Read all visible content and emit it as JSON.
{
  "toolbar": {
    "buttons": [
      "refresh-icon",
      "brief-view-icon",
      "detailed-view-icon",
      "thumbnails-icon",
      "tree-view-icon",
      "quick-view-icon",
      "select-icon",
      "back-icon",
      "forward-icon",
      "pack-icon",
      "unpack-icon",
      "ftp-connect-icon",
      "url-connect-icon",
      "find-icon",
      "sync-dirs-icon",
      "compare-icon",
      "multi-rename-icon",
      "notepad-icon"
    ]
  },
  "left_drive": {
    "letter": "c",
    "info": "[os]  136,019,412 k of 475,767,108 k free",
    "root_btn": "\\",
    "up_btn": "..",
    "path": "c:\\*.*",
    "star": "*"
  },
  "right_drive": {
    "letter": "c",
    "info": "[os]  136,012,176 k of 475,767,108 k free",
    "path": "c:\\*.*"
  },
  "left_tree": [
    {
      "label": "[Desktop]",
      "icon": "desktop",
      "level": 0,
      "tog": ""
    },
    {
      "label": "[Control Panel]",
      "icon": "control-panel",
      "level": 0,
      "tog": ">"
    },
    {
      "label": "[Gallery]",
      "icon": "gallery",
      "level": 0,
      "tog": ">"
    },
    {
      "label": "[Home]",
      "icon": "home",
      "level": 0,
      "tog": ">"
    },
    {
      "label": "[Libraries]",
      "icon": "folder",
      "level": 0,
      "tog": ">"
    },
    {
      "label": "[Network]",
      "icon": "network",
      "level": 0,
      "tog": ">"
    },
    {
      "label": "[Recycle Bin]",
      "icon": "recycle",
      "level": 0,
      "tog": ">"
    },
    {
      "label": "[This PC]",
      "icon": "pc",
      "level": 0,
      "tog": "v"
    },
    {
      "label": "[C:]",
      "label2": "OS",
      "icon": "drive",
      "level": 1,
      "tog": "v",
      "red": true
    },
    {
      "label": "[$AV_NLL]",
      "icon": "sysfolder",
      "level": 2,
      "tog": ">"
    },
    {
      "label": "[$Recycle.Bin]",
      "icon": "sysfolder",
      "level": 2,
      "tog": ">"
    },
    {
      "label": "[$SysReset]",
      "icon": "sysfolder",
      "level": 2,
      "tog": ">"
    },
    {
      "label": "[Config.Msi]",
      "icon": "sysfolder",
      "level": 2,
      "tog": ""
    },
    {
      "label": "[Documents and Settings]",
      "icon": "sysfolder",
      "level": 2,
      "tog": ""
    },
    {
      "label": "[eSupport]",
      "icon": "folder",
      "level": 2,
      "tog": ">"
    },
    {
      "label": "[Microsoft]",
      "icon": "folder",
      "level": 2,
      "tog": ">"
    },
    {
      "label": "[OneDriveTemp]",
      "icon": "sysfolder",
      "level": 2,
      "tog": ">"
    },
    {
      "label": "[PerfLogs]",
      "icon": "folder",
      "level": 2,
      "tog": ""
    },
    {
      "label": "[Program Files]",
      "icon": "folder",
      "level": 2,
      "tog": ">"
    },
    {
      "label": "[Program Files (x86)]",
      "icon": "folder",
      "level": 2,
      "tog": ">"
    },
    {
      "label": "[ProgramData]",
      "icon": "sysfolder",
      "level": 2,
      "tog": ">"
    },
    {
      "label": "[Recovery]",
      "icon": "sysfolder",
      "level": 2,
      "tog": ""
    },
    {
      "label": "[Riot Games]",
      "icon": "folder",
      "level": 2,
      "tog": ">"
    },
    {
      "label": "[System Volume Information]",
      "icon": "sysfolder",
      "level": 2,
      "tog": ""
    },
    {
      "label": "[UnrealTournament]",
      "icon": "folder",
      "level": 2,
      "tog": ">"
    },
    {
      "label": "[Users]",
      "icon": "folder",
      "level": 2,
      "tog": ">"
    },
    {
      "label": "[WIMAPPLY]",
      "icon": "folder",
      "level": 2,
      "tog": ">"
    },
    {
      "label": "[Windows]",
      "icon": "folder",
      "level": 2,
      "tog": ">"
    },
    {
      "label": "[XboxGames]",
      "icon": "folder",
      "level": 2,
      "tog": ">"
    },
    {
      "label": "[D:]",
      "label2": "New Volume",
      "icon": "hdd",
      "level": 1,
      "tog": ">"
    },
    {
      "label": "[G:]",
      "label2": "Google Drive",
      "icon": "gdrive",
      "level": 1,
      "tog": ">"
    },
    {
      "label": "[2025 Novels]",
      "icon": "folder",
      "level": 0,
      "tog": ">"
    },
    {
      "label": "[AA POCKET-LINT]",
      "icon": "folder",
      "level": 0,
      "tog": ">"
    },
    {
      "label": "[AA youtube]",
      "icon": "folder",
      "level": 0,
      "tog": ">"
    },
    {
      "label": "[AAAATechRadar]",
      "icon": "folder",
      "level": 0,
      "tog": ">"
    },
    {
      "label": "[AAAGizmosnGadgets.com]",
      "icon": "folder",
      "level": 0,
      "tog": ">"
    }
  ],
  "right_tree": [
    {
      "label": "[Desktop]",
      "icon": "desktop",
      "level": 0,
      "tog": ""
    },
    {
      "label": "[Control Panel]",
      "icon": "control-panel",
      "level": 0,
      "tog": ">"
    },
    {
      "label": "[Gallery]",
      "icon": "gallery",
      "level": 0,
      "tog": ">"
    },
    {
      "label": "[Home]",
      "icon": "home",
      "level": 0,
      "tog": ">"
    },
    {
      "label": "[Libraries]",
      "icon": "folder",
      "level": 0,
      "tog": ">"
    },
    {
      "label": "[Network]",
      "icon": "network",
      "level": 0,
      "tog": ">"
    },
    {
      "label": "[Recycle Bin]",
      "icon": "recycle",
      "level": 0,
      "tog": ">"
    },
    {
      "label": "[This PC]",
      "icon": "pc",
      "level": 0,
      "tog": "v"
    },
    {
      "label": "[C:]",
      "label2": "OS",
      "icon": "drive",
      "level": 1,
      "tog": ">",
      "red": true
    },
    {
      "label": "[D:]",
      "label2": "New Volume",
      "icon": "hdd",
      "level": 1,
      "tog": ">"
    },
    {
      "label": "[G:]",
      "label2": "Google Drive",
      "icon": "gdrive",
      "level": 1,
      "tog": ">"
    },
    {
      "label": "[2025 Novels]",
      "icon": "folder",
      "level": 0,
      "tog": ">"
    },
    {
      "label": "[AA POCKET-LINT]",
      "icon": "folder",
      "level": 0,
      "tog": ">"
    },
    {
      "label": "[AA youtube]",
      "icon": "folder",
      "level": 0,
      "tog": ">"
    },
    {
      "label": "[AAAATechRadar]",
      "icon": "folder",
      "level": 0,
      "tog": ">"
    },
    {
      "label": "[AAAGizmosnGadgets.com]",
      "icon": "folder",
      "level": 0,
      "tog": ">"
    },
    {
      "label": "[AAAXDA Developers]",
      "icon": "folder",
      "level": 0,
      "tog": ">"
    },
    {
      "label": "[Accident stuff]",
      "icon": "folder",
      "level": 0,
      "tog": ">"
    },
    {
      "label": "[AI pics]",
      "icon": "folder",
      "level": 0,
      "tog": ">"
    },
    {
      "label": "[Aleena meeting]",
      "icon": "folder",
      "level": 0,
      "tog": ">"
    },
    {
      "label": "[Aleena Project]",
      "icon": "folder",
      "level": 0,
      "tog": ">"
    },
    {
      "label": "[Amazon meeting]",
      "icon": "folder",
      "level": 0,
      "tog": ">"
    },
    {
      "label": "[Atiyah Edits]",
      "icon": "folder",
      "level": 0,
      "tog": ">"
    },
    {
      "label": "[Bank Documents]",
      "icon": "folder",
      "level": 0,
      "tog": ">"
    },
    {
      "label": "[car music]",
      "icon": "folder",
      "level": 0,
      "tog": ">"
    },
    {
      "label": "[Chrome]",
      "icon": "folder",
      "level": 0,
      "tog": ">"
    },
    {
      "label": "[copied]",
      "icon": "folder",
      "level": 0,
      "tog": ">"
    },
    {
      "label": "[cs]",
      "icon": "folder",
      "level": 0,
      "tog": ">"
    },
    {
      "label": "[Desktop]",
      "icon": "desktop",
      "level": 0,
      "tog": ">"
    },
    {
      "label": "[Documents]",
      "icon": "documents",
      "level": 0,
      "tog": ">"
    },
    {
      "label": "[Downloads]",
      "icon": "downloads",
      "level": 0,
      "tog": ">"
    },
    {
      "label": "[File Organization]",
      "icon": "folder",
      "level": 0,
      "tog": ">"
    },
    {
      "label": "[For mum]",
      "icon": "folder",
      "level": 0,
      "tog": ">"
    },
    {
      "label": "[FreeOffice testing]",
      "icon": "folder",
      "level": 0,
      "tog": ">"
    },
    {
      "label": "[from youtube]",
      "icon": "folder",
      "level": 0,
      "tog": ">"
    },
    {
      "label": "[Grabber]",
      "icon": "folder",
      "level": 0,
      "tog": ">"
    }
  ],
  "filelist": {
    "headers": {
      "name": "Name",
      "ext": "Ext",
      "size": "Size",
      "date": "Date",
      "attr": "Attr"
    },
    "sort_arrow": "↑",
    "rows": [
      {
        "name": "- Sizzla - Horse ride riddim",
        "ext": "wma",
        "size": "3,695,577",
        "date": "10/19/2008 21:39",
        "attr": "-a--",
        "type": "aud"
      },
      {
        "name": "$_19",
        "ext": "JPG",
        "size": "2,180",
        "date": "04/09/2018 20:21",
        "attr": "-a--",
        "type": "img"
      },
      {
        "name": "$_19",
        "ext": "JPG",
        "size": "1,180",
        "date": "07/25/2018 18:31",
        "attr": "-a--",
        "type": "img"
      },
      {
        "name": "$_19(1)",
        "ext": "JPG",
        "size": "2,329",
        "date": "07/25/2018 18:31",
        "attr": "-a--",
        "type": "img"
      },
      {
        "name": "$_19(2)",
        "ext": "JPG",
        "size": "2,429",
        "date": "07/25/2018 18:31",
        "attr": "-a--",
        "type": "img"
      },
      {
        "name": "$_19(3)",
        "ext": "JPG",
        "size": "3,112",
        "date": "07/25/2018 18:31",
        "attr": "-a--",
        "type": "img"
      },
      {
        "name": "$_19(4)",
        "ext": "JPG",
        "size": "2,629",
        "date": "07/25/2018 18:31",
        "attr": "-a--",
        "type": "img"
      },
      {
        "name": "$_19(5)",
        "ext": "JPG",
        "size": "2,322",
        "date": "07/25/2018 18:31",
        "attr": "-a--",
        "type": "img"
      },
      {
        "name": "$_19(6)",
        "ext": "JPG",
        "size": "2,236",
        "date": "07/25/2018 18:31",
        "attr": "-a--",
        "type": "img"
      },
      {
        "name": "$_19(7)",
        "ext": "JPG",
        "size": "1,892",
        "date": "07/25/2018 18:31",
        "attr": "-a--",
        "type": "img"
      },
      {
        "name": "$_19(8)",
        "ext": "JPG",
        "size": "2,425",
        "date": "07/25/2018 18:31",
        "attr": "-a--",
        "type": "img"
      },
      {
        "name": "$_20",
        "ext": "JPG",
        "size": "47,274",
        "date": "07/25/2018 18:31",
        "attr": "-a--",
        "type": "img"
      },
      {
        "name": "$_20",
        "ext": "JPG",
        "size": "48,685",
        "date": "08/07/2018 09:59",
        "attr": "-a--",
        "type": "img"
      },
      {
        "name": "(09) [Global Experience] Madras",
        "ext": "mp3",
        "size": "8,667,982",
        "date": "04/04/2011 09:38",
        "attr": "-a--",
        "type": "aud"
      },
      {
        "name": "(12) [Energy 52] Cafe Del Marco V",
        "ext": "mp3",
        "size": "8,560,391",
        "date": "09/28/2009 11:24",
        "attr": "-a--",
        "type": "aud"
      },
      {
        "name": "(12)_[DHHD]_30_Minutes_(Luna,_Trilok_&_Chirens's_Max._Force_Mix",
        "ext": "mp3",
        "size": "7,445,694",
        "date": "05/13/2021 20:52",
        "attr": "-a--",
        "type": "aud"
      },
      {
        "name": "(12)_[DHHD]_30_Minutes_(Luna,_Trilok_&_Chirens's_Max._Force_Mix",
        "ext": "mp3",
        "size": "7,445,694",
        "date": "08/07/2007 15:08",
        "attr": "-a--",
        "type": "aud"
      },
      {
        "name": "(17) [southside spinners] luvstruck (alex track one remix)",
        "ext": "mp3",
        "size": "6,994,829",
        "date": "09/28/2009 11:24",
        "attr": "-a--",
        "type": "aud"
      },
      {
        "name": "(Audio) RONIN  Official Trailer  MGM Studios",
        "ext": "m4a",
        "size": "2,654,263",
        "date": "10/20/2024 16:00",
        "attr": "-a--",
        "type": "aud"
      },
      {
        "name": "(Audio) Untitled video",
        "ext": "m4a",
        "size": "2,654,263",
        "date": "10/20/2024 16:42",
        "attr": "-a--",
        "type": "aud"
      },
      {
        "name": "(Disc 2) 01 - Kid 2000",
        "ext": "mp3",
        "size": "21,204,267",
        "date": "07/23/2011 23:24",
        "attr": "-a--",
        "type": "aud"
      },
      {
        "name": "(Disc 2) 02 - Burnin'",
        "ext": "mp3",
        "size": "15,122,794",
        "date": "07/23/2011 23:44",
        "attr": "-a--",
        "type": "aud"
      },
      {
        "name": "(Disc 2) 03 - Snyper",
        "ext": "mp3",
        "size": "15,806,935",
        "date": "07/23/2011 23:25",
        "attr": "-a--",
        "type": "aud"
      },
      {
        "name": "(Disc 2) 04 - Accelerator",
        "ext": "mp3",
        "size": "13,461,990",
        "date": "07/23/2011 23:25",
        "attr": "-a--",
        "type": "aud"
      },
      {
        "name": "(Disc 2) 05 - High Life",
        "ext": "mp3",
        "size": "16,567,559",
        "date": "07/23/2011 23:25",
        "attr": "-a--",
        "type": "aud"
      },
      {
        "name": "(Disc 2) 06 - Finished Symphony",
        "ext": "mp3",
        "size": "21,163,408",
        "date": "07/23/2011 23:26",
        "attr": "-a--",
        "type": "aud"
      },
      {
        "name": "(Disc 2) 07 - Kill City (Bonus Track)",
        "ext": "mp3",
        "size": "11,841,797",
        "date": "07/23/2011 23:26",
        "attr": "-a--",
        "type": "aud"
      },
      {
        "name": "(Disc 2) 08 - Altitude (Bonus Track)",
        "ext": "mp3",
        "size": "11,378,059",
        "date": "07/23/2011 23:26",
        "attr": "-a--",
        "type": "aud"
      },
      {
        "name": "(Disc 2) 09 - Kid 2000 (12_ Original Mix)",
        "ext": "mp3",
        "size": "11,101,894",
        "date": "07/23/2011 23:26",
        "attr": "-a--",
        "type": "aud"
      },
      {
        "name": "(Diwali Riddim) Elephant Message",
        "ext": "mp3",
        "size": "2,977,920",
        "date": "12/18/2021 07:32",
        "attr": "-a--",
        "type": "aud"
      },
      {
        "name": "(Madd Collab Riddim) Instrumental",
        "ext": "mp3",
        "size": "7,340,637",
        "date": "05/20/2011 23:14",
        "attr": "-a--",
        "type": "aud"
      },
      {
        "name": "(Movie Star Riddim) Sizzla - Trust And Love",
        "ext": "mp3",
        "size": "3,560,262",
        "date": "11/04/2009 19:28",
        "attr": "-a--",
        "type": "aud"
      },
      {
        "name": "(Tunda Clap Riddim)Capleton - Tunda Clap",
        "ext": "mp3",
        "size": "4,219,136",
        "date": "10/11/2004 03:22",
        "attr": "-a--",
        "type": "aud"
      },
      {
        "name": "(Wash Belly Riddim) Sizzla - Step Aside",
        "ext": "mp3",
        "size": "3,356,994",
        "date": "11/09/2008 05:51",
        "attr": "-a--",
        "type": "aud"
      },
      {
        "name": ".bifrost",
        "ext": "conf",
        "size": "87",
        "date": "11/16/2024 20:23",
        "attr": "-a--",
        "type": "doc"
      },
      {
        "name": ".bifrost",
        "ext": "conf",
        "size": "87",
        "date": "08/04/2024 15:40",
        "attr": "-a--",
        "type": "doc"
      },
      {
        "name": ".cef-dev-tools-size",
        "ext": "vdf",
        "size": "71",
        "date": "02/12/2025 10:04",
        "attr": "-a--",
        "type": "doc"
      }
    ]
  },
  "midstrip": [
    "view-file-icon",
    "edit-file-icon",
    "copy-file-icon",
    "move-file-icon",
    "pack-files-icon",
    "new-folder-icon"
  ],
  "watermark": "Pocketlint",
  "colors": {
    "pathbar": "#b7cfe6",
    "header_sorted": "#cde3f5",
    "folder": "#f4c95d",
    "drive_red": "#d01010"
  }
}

______________________________

Check each line above for "Sizzla" and return the ones that have it.

● OUTPUT FOR THIS EXERCISE:
        "name": "- Sizzla - Horse ride riddim",
        "name": "(Movie Star Riddim) Sizzla - Trust And Love",
        "name": "(Wash Belly Riddim) Sizzla - Step Aside",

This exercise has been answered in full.